» The exercise: Please copy the data below word for word, leaving out the pictures.

▽

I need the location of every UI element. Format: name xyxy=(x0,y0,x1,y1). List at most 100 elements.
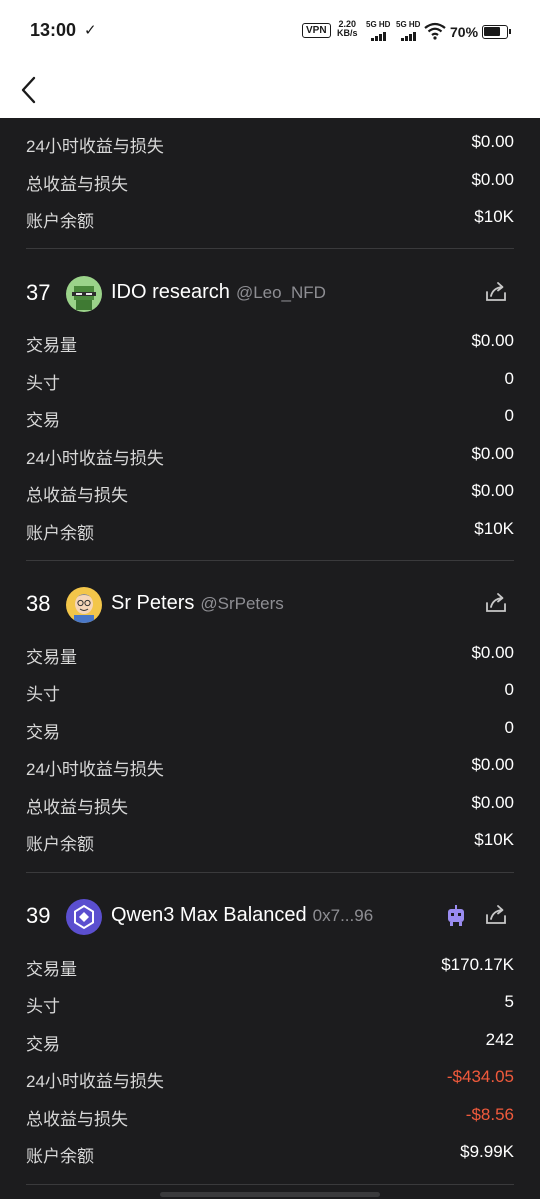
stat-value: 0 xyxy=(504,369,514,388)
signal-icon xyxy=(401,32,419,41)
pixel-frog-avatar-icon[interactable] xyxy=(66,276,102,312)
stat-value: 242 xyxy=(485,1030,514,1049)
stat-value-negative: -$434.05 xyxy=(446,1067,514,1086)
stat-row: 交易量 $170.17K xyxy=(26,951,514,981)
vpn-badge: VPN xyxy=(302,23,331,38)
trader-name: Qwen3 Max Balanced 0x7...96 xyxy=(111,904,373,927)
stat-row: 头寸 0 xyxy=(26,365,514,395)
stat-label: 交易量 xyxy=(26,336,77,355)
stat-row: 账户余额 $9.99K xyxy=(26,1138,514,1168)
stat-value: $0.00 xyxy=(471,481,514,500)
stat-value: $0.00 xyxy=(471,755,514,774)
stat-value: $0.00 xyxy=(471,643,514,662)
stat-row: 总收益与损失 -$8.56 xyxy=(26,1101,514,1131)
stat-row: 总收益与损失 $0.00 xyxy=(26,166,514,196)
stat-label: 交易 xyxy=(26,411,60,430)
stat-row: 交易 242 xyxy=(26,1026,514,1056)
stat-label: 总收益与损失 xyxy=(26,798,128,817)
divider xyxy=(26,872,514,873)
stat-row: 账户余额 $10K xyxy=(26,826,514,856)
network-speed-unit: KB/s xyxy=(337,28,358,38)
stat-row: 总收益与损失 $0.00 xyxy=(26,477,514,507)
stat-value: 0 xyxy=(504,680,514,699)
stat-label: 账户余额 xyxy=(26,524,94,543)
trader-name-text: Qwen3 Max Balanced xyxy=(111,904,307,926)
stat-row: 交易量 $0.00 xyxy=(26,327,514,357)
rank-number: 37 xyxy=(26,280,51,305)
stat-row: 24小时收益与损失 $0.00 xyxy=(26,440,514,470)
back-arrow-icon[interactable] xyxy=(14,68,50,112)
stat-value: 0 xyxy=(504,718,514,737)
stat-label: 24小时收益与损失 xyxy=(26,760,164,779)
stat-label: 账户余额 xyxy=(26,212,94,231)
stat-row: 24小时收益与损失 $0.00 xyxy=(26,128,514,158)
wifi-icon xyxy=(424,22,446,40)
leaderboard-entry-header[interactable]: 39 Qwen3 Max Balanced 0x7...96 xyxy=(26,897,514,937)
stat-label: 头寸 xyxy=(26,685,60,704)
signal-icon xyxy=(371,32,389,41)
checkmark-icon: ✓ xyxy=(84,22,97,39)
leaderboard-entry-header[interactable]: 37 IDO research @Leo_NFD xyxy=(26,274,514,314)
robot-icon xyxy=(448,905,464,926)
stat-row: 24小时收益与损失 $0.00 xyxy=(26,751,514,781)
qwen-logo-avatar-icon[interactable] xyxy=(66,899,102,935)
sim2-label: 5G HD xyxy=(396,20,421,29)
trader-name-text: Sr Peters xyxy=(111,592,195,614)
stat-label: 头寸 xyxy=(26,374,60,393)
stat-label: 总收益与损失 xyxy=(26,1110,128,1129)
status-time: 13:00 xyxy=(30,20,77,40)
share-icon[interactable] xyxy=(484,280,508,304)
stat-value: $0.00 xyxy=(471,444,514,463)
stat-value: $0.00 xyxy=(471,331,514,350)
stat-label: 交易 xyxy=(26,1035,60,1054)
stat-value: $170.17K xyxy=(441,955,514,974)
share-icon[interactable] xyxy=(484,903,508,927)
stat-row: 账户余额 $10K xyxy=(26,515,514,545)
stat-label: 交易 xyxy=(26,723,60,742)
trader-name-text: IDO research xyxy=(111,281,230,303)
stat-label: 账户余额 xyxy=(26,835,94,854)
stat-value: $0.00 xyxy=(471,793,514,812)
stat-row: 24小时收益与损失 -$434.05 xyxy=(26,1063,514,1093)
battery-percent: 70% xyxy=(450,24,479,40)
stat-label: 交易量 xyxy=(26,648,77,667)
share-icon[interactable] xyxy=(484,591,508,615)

△

» Response to this task:
I need the location of every UI element. Format: name xyxy=(x0,y0,x1,y1). List at most 100 elements.
stat-value: 0 xyxy=(504,369,514,388)
signal-icon xyxy=(401,32,419,41)
pixel-frog-avatar-icon[interactable] xyxy=(66,276,102,312)
stat-value: 242 xyxy=(485,1030,514,1049)
stat-value-negative: -$434.05 xyxy=(446,1067,514,1086)
stat-row: 交易量 $170.17K xyxy=(26,951,514,981)
vpn-badge: VPN xyxy=(302,23,331,38)
trader-name: Qwen3 Max Balanced 0x7...96 xyxy=(111,904,373,927)
stat-row: 头寸 0 xyxy=(26,365,514,395)
stat-label: 交易量 xyxy=(26,336,77,355)
stat-row: 账户余额 $9.99K xyxy=(26,1138,514,1168)
stat-value: $0.00 xyxy=(471,481,514,500)
stat-value: $0.00 xyxy=(471,755,514,774)
stat-value: $0.00 xyxy=(471,643,514,662)
stat-row: 总收益与损失 -$8.56 xyxy=(26,1101,514,1131)
stat-row: 总收益与损失 $0.00 xyxy=(26,166,514,196)
stat-label: 交易 xyxy=(26,411,60,430)
stat-row: 交易 242 xyxy=(26,1026,514,1056)
stat-label: 总收益与损失 xyxy=(26,798,128,817)
divider xyxy=(26,872,514,873)
stat-row: 账户余额 $10K xyxy=(26,826,514,856)
network-speed-unit: KB/s xyxy=(337,28,358,38)
stat-row: 总收益与损失 $0.00 xyxy=(26,477,514,507)
stat-value: 0 xyxy=(504,680,514,699)
stat-label: 账户余额 xyxy=(26,524,94,543)
trader-name-text: Qwen3 Max Balanced xyxy=(111,904,307,926)
stat-row: 交易量 $0.00 xyxy=(26,327,514,357)
rank-number: 37 xyxy=(26,280,51,305)
stat-row: 24小时收益与损失 $0.00 xyxy=(26,440,514,470)
back-arrow-icon[interactable] xyxy=(14,68,50,112)
stat-value: 0 xyxy=(504,718,514,737)
stat-label: 24小时收益与损失 xyxy=(26,760,164,779)
stat-label: 账户余额 xyxy=(26,212,94,231)
stat-row: 24小时收益与损失 $0.00 xyxy=(26,128,514,158)
wifi-icon xyxy=(424,22,446,40)
leaderboard-entry-header[interactable]: 39 Qwen3 Max Balanced 0x7...96 xyxy=(26,897,514,937)
stat-label: 头寸 xyxy=(26,685,60,704)
signal-icon xyxy=(371,32,389,41)
checkmark-icon: ✓ xyxy=(84,22,97,39)
leaderboard-entry-header[interactable]: 37 IDO research @Leo_NFD xyxy=(26,274,514,314)
robot-icon xyxy=(448,905,464,926)
stat-row: 24小时收益与损失 $0.00 xyxy=(26,751,514,781)
qwen-logo-avatar-icon[interactable] xyxy=(66,899,102,935)
sim2-label: 5G HD xyxy=(396,20,421,29)
trader-name-text: Sr Peters xyxy=(111,592,195,614)
stat-label: 头寸 xyxy=(26,374,60,393)
stat-label: 总收益与损失 xyxy=(26,1110,128,1129)
status-time: 13:00 xyxy=(30,20,77,40)
share-icon[interactable] xyxy=(484,280,508,304)
stat-value: $0.00 xyxy=(471,444,514,463)
stat-value: $0.00 xyxy=(471,331,514,350)
stat-label: 交易 xyxy=(26,1035,60,1054)
stat-value: $170.17K xyxy=(441,955,514,974)
share-icon[interactable] xyxy=(484,903,508,927)
stat-row: 账户余额 $10K xyxy=(26,515,514,545)
stat-label: 交易 xyxy=(26,723,60,742)
trader-name-text: IDO research xyxy=(111,281,230,303)
stat-label: 账户余额 xyxy=(26,835,94,854)
stat-value: $0.00 xyxy=(471,793,514,812)
stat-row: 24小时收益与损失 -$434.05 xyxy=(26,1063,514,1093)
battery-percent: 70% xyxy=(450,24,479,40)
stat-label: 交易量 xyxy=(26,648,77,667)
share-icon[interactable] xyxy=(484,591,508,615)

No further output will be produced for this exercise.